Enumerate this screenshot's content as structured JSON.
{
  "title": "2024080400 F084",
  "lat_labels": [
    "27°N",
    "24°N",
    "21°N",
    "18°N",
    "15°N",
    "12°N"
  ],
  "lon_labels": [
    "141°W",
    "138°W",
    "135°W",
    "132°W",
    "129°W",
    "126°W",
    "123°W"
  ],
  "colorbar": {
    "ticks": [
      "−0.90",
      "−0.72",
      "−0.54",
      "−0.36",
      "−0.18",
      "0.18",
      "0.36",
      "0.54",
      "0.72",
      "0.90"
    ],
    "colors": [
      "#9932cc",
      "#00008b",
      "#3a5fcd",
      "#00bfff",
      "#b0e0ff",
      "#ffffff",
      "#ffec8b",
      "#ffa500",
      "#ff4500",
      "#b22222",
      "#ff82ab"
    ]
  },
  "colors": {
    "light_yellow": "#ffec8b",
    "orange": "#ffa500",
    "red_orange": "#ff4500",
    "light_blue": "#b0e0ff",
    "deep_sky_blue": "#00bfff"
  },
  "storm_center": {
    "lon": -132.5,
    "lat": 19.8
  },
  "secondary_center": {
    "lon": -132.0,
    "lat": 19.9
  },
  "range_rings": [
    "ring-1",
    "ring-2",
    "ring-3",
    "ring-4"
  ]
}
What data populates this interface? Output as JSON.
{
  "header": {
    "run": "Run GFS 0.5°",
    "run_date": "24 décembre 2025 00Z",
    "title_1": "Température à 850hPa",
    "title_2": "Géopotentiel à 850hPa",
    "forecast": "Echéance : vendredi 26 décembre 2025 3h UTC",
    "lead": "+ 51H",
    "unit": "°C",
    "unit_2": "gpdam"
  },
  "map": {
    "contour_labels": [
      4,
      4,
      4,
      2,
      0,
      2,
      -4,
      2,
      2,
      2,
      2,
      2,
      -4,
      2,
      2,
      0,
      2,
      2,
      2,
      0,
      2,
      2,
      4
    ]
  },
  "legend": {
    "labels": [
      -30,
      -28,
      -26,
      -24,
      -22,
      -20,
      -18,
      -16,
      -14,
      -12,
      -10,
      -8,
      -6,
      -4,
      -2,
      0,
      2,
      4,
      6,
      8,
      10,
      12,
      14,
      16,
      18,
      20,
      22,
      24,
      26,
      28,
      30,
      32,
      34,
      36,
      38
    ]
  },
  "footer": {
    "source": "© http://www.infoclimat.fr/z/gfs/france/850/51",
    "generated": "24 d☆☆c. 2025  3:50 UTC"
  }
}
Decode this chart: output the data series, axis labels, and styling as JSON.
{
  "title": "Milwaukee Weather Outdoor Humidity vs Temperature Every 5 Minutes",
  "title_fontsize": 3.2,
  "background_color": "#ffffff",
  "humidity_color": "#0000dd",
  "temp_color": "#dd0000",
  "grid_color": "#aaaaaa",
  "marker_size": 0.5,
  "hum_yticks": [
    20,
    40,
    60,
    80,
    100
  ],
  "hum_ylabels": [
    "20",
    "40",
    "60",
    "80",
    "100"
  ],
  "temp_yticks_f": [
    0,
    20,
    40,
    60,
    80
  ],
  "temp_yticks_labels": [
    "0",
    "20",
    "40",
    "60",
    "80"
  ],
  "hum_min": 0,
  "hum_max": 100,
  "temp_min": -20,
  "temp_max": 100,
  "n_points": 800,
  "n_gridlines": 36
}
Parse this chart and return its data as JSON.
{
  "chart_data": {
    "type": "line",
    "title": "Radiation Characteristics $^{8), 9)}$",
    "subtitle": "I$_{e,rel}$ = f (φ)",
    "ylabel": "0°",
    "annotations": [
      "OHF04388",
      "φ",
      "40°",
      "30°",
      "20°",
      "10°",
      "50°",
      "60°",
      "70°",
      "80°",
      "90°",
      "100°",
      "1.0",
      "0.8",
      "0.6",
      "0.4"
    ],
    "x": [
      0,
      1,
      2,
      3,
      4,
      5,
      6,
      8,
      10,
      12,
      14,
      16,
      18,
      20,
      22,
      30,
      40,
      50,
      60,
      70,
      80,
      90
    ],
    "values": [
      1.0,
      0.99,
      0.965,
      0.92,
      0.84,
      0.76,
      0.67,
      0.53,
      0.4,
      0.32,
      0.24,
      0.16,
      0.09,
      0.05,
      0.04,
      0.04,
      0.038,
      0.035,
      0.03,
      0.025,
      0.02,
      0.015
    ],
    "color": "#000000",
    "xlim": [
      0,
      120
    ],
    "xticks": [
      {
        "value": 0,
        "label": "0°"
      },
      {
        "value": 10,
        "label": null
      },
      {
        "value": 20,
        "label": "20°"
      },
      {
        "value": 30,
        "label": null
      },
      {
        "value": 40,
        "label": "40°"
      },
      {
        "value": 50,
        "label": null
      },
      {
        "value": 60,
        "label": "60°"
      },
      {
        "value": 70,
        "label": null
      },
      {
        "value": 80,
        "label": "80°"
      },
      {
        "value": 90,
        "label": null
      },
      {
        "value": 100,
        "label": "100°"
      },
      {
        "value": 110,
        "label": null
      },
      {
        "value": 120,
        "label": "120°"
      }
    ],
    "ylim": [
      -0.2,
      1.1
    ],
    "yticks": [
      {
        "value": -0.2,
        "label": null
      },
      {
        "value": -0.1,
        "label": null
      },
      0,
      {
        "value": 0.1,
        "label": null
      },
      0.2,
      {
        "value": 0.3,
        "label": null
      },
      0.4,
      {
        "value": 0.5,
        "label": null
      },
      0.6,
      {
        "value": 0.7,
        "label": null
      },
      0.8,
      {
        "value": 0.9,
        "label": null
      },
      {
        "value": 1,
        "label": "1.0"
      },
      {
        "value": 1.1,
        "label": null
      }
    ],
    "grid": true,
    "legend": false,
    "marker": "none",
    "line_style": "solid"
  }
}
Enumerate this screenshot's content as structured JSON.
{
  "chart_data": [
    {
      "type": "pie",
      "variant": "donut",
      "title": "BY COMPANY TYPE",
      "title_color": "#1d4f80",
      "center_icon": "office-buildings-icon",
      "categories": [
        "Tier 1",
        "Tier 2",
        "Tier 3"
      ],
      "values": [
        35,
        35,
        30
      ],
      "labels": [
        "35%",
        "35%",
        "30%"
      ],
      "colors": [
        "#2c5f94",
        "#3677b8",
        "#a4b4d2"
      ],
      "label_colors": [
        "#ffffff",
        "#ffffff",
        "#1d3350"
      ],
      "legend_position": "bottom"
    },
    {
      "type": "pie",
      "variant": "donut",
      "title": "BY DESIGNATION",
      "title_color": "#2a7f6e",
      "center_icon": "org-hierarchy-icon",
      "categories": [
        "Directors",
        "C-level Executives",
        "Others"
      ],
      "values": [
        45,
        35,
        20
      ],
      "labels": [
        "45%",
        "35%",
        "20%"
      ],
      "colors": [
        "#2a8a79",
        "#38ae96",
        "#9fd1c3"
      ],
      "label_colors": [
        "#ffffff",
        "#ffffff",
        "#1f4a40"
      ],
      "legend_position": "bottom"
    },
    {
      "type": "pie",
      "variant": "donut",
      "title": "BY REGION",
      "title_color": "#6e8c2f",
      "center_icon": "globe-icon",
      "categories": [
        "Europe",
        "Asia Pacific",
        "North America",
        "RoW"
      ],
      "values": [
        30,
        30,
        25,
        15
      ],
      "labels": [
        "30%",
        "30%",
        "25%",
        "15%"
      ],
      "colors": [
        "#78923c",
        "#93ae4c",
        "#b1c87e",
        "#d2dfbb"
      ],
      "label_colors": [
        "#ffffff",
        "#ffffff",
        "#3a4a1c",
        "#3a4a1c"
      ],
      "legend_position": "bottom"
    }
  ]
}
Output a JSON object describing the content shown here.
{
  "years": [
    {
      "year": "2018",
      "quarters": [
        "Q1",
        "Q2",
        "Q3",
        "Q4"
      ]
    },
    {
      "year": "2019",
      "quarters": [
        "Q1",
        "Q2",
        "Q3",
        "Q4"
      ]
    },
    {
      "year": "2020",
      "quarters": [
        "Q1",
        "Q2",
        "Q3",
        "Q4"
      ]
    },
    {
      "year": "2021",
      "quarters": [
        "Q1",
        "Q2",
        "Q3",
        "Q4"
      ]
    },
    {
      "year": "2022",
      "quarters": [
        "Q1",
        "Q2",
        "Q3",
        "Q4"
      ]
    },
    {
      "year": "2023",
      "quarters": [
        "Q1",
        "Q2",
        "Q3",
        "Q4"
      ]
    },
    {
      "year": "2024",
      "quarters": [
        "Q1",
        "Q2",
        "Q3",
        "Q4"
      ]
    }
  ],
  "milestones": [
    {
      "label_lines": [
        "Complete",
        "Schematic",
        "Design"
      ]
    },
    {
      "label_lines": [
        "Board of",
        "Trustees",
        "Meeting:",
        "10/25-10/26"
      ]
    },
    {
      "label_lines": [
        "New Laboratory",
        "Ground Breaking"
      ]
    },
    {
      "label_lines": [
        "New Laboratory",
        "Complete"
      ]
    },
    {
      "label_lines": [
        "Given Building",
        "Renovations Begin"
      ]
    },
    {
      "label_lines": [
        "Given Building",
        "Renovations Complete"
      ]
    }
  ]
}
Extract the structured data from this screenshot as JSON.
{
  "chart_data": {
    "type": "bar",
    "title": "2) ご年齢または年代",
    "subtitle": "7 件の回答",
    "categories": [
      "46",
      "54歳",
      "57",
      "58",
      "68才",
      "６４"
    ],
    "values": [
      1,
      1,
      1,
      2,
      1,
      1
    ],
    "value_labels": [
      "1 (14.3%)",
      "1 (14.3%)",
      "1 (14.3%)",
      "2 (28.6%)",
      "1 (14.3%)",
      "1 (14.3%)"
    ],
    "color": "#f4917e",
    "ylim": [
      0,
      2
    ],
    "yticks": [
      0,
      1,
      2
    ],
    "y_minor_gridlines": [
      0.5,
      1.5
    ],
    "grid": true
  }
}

- - -

◆ Stated goal:
In the entries above, find each line with the word "this" and show it.

◆ Exercise solution:
Enumerate this screenshot's content as structured JSON.
What data populates this interface? Output as JSON.
Decode this chart: output the data series, axis labels, and styling as JSON.
Parse this chart and return its data as JSON.
Enumerate this screenshot's content as structured JSON.
Extract the structured data from this screenshot as JSON.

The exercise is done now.